─── Material provided ───

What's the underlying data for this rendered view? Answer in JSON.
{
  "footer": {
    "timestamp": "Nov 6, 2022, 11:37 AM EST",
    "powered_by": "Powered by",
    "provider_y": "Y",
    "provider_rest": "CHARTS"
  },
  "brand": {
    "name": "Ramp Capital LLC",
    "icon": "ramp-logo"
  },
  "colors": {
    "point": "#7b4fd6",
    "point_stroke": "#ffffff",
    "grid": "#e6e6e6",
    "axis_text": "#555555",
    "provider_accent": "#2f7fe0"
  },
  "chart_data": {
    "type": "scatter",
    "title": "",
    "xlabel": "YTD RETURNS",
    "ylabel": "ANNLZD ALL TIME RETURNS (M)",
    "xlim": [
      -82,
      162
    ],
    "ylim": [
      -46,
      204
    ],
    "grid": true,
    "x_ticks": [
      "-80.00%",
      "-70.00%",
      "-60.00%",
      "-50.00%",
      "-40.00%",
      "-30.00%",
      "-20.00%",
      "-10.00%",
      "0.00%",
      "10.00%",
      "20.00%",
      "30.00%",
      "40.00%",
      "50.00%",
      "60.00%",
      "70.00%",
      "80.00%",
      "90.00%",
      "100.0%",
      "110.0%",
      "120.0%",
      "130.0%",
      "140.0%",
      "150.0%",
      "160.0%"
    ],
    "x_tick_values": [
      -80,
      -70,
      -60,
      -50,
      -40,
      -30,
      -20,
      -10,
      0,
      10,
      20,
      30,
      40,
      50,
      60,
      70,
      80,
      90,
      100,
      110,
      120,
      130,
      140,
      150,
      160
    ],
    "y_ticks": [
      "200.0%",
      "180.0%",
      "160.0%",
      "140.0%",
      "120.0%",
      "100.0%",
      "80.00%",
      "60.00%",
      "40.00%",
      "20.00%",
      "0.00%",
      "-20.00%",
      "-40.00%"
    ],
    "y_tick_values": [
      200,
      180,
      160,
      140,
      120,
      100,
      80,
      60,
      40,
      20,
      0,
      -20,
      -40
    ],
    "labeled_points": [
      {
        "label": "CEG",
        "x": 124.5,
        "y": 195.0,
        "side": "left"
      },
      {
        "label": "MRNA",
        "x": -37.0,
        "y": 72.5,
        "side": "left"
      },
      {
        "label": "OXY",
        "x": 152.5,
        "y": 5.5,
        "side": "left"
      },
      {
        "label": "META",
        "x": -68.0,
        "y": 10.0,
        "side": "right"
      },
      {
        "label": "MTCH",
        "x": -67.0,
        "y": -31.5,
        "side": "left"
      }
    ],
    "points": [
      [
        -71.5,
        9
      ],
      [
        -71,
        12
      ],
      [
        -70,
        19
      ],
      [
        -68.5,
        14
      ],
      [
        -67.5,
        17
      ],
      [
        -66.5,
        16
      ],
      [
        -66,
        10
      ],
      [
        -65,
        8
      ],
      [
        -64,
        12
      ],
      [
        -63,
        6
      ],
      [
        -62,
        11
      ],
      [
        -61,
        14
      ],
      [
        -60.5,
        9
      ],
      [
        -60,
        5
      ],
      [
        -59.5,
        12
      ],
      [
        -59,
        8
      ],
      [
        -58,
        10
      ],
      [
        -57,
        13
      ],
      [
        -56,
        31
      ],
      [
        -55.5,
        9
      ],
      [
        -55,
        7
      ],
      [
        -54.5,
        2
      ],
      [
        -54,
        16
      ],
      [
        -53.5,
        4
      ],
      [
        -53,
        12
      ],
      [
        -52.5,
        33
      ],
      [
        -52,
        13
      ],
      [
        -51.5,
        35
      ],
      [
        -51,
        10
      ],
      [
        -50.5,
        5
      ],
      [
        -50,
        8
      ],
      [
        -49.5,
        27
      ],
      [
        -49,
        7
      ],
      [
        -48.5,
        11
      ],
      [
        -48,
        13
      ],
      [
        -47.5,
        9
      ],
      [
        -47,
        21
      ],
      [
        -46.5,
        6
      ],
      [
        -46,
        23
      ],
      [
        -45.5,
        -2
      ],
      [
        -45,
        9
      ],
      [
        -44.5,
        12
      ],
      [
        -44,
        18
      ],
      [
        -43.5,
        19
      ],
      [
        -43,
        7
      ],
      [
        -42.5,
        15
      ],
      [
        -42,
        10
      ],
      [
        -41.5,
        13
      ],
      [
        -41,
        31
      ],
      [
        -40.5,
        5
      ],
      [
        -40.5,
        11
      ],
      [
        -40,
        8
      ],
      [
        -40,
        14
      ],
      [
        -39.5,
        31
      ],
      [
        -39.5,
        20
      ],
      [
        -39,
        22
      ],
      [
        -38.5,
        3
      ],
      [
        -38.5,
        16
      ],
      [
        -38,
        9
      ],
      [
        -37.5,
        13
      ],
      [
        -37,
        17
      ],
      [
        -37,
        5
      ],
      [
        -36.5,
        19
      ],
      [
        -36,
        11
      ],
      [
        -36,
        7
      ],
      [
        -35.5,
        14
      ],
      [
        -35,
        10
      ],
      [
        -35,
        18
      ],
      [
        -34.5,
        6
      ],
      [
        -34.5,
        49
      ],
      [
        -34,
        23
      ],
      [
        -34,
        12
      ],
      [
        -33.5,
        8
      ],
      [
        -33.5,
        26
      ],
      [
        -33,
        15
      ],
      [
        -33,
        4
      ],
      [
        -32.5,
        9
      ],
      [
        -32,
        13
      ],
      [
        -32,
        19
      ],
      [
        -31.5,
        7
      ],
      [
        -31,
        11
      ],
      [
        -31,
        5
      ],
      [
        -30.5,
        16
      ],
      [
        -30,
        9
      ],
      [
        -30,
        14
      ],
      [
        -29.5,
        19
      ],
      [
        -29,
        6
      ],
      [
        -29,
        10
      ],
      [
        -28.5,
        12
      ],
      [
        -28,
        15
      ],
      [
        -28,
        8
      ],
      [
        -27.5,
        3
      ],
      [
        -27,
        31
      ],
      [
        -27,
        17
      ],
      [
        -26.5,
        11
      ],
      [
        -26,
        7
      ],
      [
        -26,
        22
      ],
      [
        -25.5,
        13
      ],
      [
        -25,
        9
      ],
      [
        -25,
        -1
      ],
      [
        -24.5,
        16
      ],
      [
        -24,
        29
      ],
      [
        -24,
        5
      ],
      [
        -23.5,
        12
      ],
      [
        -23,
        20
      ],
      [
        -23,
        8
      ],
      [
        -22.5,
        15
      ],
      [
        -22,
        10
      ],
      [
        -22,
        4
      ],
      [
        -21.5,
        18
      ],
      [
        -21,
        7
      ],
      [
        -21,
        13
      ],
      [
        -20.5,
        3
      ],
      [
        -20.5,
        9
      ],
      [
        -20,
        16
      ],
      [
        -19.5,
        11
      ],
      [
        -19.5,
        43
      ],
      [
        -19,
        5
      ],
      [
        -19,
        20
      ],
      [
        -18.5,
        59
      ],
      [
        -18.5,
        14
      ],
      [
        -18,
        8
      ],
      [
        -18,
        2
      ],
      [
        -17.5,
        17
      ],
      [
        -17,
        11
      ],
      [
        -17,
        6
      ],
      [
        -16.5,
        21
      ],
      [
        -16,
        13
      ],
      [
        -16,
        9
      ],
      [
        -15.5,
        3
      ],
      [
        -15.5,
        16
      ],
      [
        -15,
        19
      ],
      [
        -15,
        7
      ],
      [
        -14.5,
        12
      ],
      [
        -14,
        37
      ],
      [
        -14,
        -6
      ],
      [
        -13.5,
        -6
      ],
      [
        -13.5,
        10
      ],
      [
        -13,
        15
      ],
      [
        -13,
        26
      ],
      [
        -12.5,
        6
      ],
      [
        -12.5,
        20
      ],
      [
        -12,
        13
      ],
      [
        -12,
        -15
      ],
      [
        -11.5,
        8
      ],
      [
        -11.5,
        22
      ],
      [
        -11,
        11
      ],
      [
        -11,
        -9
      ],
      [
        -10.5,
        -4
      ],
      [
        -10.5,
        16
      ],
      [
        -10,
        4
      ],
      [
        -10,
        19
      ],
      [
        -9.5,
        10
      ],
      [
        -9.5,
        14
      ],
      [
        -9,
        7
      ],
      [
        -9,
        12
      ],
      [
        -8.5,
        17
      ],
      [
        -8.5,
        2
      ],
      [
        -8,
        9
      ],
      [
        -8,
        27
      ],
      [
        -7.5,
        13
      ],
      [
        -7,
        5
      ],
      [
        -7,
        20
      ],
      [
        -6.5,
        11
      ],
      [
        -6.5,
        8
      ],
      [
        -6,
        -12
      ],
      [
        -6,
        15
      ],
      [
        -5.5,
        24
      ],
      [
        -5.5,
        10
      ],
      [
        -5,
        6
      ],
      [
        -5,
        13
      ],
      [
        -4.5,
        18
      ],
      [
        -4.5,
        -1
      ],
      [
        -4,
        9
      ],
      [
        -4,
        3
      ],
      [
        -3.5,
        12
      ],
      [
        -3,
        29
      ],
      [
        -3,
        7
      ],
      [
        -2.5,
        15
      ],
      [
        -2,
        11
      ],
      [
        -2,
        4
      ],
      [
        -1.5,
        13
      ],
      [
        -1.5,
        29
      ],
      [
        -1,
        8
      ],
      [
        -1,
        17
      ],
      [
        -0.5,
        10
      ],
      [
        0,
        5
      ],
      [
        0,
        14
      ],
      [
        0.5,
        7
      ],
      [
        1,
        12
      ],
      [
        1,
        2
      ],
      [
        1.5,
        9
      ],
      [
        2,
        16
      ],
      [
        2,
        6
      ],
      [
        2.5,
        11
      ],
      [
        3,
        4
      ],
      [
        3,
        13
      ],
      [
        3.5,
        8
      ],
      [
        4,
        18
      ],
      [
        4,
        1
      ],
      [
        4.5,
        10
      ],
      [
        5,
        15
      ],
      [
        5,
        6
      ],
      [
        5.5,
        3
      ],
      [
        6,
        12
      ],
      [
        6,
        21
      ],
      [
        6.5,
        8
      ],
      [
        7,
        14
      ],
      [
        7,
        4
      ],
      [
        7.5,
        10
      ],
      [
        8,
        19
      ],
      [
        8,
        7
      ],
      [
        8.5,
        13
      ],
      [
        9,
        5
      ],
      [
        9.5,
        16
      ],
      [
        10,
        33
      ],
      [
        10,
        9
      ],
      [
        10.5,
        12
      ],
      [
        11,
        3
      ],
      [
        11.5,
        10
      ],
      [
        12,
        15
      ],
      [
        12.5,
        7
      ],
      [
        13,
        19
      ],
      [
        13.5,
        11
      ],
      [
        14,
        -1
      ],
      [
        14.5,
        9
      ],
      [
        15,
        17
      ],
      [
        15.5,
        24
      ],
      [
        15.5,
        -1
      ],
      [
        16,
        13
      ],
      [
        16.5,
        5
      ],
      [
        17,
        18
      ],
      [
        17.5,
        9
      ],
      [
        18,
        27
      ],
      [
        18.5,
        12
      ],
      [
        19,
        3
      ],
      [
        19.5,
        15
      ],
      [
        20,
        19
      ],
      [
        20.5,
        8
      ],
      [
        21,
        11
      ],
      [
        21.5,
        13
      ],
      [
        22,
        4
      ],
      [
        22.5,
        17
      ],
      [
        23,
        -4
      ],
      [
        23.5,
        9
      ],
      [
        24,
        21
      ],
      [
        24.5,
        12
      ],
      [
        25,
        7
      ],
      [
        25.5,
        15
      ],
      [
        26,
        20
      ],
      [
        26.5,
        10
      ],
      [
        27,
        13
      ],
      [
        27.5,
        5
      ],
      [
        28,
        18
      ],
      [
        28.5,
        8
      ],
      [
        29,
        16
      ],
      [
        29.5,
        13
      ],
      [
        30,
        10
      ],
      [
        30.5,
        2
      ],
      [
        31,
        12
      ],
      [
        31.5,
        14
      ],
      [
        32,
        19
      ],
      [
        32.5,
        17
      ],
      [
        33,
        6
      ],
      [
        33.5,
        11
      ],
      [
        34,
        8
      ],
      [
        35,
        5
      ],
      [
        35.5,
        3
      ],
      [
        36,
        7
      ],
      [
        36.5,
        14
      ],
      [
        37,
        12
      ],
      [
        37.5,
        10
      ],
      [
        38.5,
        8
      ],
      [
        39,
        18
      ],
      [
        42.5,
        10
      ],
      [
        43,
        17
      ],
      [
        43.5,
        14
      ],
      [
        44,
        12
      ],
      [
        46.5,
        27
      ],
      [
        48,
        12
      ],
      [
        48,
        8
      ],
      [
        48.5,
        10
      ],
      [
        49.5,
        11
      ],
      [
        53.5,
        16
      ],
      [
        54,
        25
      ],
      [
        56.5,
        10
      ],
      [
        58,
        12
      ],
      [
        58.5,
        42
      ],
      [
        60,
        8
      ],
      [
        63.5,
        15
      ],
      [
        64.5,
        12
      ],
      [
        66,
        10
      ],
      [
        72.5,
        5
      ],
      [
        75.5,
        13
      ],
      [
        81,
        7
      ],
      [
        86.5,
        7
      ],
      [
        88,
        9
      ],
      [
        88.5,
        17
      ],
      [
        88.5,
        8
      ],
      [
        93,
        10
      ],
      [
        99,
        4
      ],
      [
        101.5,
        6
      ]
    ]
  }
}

───

• **Exercise prompt**: Go through the records. Copy each line where "RETURNS" appears.

• **Result of the task**:
    "xlabel": "YTD RETURNS",
    "ylabel": "ANNLZD ALL TIME RETURNS (M)",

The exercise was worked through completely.